**REQUIRED TASK**
Pick out each line containing the string "size" and copy it.

**EXERCISE DATA**
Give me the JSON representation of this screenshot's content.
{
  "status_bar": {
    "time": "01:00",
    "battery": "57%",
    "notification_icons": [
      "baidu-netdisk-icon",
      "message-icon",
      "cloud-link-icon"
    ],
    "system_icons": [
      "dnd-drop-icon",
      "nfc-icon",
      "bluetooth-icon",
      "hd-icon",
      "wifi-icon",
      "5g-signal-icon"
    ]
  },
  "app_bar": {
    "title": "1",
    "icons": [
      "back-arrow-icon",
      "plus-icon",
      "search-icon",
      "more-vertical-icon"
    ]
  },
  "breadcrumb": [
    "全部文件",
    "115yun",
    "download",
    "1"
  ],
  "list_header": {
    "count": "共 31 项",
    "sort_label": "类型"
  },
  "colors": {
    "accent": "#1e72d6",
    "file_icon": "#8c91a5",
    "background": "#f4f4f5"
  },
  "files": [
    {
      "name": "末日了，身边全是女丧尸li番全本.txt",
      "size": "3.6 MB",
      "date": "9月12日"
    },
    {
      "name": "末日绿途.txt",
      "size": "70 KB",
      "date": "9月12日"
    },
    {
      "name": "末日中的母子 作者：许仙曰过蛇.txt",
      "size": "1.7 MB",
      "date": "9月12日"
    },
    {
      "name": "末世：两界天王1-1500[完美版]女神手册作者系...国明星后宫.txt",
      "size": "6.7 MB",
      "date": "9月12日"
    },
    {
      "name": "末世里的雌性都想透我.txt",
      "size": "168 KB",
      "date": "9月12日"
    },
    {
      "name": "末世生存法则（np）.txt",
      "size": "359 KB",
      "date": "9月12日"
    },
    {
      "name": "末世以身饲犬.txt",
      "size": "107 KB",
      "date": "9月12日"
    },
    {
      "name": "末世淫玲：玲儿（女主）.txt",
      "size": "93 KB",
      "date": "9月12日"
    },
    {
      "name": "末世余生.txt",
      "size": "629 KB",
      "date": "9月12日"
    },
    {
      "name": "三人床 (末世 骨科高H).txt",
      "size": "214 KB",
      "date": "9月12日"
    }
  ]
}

**COMPLETE RESPONSE**
      "size": "3.6 MB",
      "size": "70 KB",
      "size": "1.7 MB",
      "size": "6.7 MB",
      "size": "168 KB",
      "size": "359 KB",
      "size": "107 KB",
      "size": "93 KB",
      "size": "629 KB",
      "size": "214 KB",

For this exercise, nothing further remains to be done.